▸ Task objective
What number of lines hold the word "JSON"? State that number and nothing besides.

▸ Material shown

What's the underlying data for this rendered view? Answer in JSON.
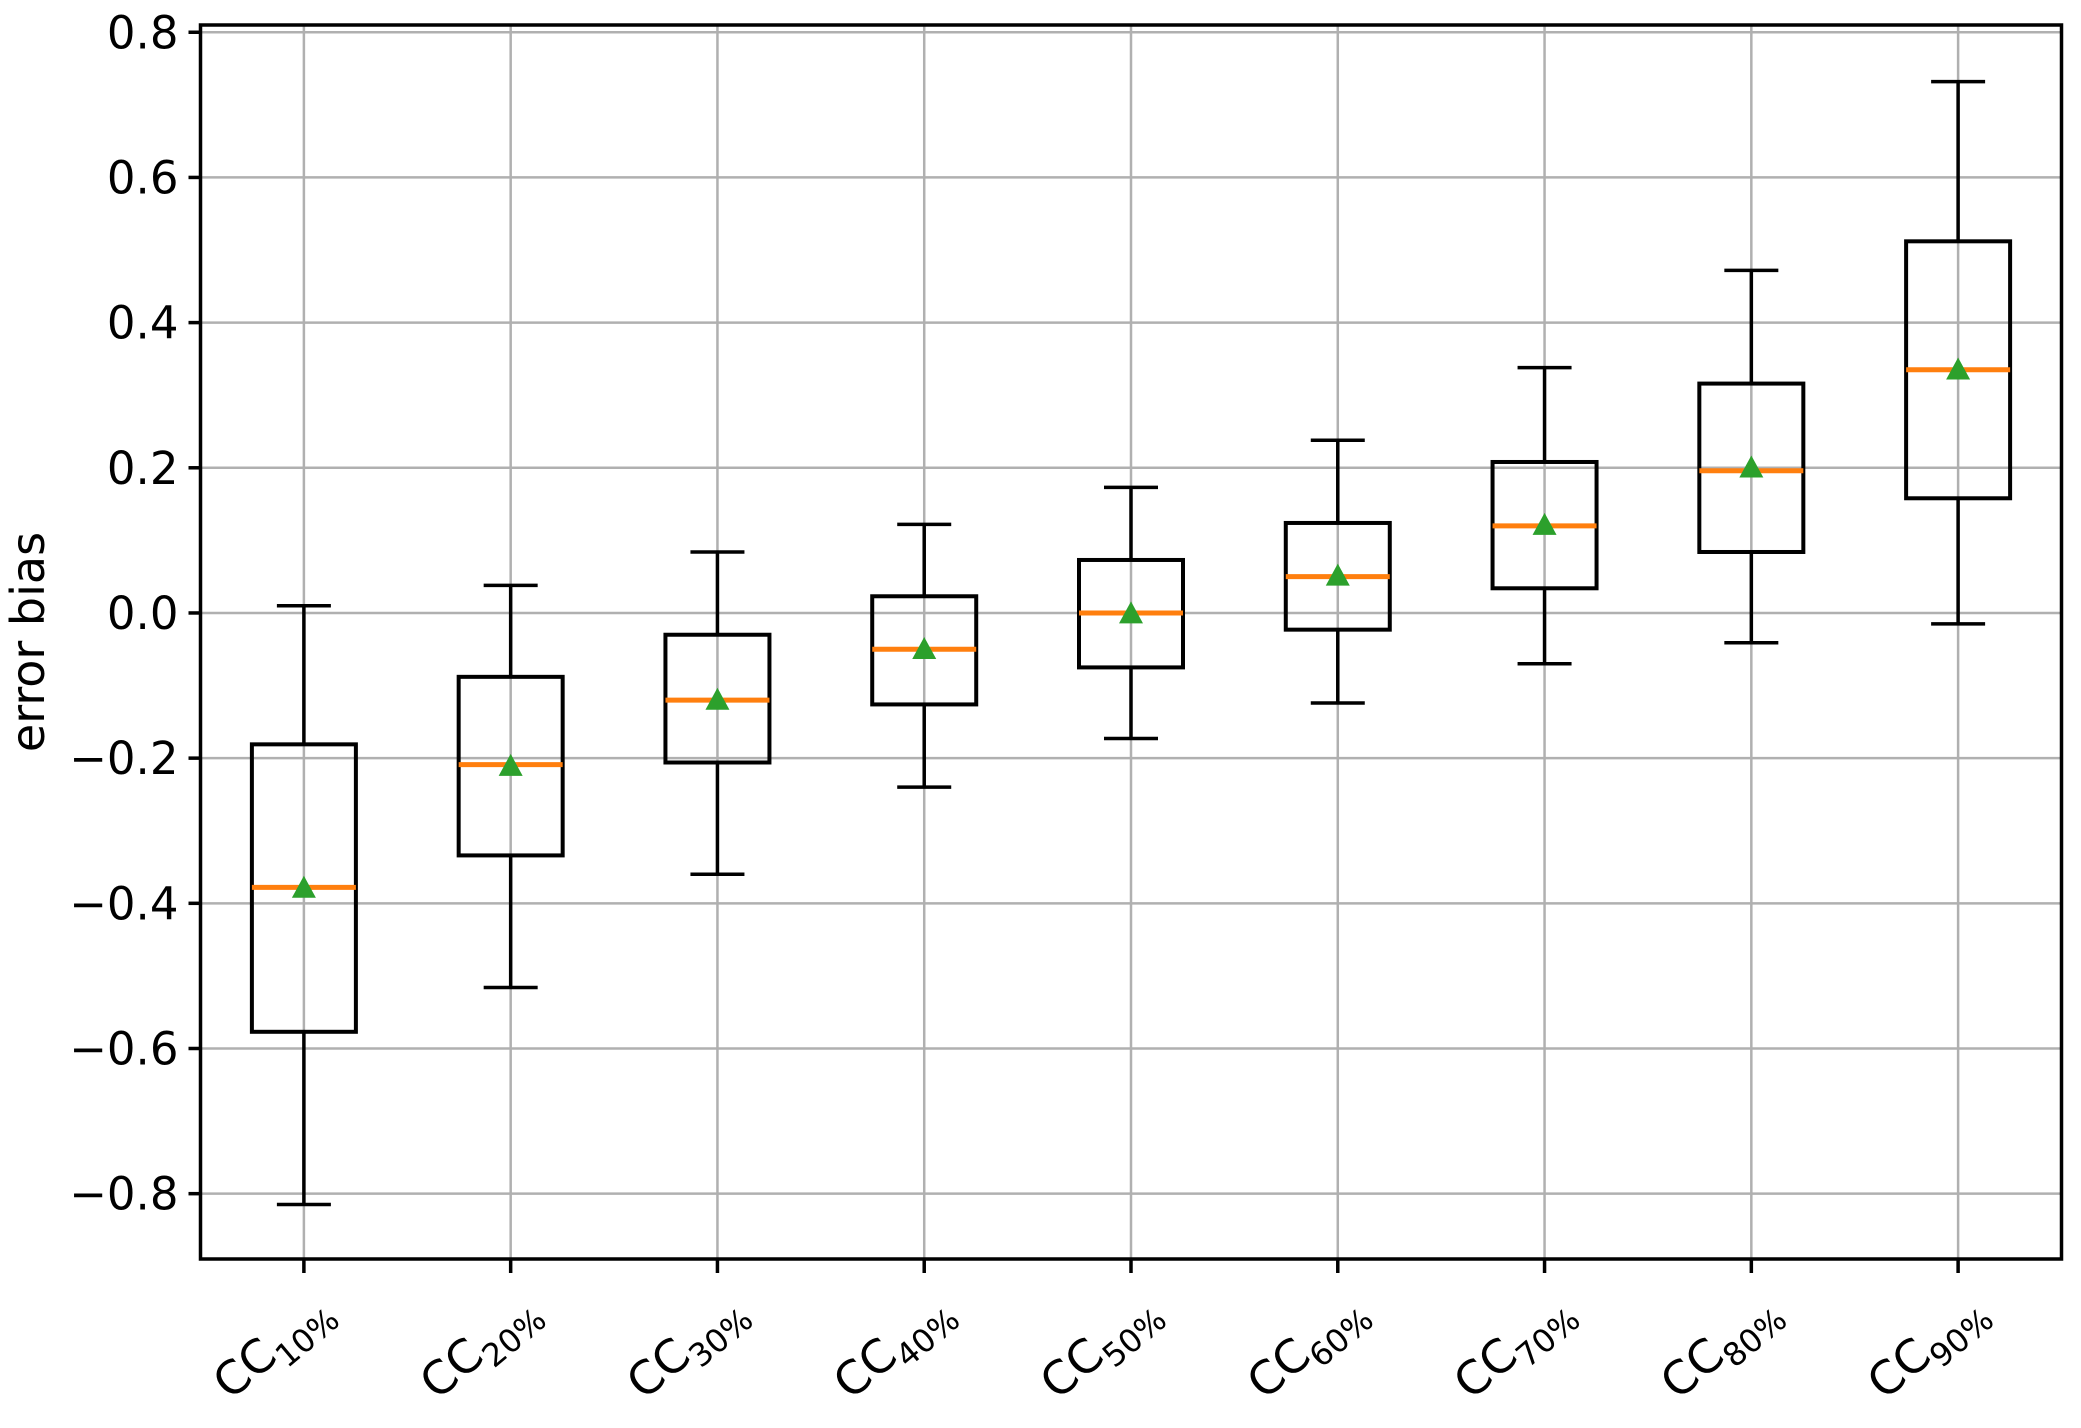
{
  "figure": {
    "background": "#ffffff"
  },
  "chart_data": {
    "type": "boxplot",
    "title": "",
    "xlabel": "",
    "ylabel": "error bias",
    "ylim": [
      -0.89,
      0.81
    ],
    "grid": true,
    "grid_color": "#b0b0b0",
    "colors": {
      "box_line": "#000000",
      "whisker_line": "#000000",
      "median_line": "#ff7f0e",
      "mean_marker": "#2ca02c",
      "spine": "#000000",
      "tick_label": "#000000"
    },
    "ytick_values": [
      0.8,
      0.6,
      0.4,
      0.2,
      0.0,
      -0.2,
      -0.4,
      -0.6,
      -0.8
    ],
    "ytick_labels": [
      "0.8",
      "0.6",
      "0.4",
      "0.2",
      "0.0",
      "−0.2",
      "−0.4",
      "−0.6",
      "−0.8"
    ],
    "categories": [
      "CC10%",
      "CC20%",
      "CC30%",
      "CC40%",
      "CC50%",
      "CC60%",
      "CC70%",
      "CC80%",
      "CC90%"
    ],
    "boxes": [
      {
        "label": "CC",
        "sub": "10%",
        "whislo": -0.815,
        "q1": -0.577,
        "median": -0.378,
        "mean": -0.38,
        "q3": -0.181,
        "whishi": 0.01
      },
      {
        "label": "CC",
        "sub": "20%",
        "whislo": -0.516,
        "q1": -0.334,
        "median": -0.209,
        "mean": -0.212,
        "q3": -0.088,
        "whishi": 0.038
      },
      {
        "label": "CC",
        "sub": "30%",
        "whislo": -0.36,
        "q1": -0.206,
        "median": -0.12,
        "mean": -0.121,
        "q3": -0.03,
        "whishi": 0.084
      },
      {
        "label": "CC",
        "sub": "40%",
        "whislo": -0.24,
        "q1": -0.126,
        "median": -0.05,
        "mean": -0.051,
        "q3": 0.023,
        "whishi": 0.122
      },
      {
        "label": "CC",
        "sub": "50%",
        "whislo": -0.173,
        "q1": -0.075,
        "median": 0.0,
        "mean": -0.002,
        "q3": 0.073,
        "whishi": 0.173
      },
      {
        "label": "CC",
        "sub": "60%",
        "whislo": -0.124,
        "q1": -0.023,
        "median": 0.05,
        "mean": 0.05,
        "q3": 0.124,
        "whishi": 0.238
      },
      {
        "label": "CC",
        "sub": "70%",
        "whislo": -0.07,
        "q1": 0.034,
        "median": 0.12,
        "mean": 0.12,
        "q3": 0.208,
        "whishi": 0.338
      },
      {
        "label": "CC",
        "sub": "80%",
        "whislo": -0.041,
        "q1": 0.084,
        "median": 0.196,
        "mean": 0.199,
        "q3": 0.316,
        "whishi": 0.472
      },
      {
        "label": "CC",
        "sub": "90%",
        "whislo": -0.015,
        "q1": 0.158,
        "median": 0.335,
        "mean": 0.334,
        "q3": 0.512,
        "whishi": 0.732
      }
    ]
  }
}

--

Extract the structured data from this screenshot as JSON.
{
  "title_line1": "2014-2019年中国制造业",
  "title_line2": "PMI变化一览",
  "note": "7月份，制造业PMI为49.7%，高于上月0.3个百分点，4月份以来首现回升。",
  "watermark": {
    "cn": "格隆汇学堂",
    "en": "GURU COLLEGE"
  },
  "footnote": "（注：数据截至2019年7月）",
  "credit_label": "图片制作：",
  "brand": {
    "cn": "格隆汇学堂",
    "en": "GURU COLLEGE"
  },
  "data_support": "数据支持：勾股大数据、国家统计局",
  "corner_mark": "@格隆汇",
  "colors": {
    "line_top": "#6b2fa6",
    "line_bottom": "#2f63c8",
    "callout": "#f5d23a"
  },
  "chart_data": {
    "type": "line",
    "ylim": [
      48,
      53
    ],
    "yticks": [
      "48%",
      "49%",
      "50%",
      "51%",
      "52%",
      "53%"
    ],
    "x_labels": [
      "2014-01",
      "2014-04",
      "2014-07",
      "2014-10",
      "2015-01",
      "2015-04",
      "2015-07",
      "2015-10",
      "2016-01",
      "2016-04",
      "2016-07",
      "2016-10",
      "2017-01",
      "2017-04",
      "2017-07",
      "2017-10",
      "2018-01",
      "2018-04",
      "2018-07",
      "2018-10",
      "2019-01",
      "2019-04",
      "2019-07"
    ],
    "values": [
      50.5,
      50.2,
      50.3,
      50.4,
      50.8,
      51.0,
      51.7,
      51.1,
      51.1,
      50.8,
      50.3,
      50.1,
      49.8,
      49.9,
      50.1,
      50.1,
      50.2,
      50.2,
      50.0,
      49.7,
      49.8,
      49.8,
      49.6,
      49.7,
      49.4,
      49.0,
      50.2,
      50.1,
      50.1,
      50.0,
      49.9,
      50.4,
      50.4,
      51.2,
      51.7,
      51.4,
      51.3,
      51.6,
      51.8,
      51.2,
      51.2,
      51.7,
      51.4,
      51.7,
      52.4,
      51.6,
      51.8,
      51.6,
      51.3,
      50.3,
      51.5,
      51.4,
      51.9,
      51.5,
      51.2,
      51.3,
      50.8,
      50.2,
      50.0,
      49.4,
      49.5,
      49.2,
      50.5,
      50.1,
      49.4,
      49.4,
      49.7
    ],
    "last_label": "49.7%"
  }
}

▸ Exercise output
2